* start Rows *
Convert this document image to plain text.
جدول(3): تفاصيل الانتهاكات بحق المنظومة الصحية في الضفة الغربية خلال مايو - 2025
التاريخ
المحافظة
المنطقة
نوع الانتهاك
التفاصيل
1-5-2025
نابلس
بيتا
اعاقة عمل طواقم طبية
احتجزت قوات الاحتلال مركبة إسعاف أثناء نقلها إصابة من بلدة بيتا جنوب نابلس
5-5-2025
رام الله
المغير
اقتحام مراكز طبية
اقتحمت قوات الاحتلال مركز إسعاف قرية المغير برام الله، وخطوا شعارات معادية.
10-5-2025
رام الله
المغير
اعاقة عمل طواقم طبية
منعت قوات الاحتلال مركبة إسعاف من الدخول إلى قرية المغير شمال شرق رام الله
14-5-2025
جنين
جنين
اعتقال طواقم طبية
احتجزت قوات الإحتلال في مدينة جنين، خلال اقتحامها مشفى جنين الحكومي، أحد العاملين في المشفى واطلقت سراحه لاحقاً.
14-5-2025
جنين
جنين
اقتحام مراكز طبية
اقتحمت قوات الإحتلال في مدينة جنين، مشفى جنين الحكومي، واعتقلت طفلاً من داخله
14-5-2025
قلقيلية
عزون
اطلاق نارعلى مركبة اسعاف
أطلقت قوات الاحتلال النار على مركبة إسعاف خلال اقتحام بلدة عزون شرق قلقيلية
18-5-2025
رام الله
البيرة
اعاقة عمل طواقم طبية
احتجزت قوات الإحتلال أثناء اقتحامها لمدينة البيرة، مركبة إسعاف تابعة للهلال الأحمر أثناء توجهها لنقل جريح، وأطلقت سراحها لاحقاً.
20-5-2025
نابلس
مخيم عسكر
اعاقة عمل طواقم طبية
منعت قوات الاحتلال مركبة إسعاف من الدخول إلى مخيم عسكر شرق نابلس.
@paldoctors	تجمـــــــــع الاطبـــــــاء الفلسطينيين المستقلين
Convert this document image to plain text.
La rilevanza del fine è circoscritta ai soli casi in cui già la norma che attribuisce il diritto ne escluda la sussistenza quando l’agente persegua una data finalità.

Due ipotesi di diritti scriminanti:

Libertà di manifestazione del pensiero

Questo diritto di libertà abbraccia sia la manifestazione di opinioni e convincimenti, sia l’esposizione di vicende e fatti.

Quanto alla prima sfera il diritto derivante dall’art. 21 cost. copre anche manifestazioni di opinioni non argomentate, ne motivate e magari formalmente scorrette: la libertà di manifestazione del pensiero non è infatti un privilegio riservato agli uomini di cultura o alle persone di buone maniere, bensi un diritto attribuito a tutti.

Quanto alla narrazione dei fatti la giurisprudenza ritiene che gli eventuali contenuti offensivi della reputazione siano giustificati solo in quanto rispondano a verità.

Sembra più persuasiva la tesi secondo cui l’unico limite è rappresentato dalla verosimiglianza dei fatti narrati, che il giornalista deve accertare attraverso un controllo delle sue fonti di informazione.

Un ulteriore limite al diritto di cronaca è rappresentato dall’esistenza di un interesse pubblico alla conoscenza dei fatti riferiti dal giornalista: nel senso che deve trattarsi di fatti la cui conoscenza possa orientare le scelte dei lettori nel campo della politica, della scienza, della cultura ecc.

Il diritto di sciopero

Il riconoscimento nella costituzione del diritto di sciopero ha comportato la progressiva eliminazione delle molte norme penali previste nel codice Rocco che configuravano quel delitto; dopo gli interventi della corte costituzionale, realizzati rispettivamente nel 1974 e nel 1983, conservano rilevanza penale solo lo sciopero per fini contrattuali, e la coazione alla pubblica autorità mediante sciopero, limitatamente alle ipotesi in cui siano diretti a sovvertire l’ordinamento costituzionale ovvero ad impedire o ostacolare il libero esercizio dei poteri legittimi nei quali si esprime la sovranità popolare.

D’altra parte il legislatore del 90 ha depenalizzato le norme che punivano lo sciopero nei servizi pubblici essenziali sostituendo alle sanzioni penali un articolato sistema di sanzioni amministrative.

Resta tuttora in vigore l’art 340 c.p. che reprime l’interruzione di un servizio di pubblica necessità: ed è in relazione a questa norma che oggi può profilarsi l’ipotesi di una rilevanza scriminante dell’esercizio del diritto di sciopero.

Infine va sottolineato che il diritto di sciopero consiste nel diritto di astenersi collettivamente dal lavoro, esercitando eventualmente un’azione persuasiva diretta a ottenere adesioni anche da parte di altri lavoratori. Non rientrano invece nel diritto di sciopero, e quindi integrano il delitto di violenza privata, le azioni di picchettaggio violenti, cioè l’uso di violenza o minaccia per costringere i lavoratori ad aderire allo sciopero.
* end Rows *
#### Short problem:
Say how many lines of the material contain the word "بلدة", with no other text.

#### Result of the exercise:
2